Search the listing below for the word "placement" and copy each line that holds it.

(Rows from a dataset)
** BEGIN **

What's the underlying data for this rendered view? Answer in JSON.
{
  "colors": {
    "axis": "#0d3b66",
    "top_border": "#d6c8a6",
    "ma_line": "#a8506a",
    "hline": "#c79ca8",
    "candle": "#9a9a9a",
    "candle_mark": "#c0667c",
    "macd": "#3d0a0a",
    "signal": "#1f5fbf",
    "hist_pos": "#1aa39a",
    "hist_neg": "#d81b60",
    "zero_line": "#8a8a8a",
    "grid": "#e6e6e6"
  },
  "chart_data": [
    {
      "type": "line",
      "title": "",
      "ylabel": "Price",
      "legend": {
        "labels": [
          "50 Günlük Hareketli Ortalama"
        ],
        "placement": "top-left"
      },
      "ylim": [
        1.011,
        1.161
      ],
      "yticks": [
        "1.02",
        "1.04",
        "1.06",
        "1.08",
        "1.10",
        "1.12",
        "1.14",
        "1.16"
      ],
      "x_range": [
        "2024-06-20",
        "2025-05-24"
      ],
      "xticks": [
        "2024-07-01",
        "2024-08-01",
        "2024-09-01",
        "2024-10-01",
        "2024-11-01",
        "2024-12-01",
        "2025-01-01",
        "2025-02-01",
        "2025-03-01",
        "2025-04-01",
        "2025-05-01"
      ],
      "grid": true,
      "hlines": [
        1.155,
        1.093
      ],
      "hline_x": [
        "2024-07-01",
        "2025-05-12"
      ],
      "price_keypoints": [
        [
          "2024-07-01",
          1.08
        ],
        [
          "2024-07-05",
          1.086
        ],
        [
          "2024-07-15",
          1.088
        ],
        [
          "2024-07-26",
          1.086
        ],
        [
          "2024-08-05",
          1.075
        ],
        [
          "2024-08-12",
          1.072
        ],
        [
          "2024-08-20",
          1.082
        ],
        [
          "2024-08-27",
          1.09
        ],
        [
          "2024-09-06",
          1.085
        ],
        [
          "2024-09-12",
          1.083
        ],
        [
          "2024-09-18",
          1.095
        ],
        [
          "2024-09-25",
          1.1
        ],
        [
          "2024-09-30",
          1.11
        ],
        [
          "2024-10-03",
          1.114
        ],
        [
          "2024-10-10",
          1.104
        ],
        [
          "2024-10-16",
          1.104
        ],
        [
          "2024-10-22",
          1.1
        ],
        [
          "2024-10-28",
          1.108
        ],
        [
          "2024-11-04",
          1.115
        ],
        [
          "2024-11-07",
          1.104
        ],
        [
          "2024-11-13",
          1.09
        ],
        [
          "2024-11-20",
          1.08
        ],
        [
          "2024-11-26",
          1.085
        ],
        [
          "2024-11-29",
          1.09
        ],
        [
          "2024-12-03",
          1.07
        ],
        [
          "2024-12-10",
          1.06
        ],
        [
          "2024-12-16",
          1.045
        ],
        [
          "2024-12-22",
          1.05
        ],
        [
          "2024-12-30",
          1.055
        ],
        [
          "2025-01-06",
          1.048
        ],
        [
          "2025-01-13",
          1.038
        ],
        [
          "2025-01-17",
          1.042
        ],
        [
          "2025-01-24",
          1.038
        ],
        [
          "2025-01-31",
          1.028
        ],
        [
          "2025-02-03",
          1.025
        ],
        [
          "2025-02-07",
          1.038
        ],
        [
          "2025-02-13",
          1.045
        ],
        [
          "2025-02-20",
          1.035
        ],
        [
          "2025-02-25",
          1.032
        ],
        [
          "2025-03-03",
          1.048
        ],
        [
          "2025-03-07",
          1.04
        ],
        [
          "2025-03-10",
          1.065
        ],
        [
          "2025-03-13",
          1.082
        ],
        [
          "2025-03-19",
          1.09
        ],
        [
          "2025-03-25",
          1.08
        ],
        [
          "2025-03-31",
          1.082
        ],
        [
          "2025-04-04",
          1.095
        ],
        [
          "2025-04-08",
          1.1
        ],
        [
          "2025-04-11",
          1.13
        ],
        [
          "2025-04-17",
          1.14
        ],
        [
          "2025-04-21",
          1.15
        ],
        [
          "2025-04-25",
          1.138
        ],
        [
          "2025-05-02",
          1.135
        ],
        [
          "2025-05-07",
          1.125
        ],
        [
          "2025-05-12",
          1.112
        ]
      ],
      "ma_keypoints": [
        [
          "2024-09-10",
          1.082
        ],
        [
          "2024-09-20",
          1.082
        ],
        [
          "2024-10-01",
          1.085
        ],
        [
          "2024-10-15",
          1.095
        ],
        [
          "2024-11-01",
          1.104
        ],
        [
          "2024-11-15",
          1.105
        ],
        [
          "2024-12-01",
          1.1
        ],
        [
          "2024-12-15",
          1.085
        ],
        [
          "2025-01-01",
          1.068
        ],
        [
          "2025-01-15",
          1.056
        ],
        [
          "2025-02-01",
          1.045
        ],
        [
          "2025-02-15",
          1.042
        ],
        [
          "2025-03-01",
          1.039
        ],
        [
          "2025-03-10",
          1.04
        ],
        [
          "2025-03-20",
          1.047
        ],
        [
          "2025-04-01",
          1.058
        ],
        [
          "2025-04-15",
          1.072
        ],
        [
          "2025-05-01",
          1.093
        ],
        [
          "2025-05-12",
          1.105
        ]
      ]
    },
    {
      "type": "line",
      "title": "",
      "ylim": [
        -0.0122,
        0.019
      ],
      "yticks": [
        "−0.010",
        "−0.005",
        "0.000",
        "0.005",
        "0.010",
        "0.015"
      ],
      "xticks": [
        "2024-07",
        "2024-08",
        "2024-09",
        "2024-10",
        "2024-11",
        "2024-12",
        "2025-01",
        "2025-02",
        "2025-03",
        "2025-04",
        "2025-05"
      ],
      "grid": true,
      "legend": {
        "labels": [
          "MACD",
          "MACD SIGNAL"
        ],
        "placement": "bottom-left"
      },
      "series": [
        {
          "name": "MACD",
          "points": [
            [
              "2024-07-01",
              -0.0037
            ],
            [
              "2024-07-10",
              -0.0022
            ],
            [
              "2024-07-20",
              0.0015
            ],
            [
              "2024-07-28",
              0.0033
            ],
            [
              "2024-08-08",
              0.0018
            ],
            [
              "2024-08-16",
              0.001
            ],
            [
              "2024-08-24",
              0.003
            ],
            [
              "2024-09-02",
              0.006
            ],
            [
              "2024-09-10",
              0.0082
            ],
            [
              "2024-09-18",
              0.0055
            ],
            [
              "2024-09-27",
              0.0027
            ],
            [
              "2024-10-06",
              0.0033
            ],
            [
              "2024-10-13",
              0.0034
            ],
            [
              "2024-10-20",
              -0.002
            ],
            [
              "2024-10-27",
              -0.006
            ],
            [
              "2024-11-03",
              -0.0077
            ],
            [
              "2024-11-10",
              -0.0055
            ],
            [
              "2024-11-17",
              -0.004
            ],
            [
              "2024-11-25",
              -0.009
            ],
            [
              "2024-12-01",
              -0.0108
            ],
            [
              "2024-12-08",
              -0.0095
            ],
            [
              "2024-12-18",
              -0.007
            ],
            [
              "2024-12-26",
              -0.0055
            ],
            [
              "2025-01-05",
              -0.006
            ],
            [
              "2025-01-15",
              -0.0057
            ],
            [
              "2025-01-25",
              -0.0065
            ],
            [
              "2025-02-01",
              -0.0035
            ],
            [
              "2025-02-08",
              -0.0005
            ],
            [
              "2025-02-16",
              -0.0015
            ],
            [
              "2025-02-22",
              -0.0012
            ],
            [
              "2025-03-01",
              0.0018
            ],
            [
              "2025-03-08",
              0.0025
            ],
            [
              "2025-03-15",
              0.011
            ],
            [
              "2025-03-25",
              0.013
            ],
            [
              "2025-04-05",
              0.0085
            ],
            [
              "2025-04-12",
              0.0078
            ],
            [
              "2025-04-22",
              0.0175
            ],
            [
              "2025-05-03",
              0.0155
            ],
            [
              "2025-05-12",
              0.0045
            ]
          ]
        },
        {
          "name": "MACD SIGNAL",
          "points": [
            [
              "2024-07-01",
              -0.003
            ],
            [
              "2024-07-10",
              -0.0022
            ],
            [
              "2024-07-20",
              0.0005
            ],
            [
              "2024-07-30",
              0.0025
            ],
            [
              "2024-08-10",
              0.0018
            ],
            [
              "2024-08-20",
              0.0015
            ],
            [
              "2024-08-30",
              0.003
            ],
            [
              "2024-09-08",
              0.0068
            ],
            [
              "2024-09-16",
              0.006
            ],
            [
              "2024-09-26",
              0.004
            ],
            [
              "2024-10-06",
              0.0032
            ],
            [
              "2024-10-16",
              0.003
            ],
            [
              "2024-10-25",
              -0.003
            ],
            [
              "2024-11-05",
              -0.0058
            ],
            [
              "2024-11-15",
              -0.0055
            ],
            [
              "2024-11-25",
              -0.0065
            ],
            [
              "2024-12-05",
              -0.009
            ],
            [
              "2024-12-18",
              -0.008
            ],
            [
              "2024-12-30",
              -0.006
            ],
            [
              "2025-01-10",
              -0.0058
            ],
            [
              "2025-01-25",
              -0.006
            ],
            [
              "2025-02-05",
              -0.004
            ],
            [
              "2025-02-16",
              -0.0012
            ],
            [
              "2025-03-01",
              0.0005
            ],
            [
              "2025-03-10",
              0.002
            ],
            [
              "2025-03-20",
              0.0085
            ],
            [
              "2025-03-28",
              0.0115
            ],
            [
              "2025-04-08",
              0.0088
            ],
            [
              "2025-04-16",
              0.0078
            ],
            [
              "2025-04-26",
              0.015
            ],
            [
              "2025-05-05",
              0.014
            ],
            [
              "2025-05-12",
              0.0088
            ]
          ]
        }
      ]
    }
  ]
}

** END **

§ Finished answer:
        "placement": "top-left"
        "placement": "bottom-left"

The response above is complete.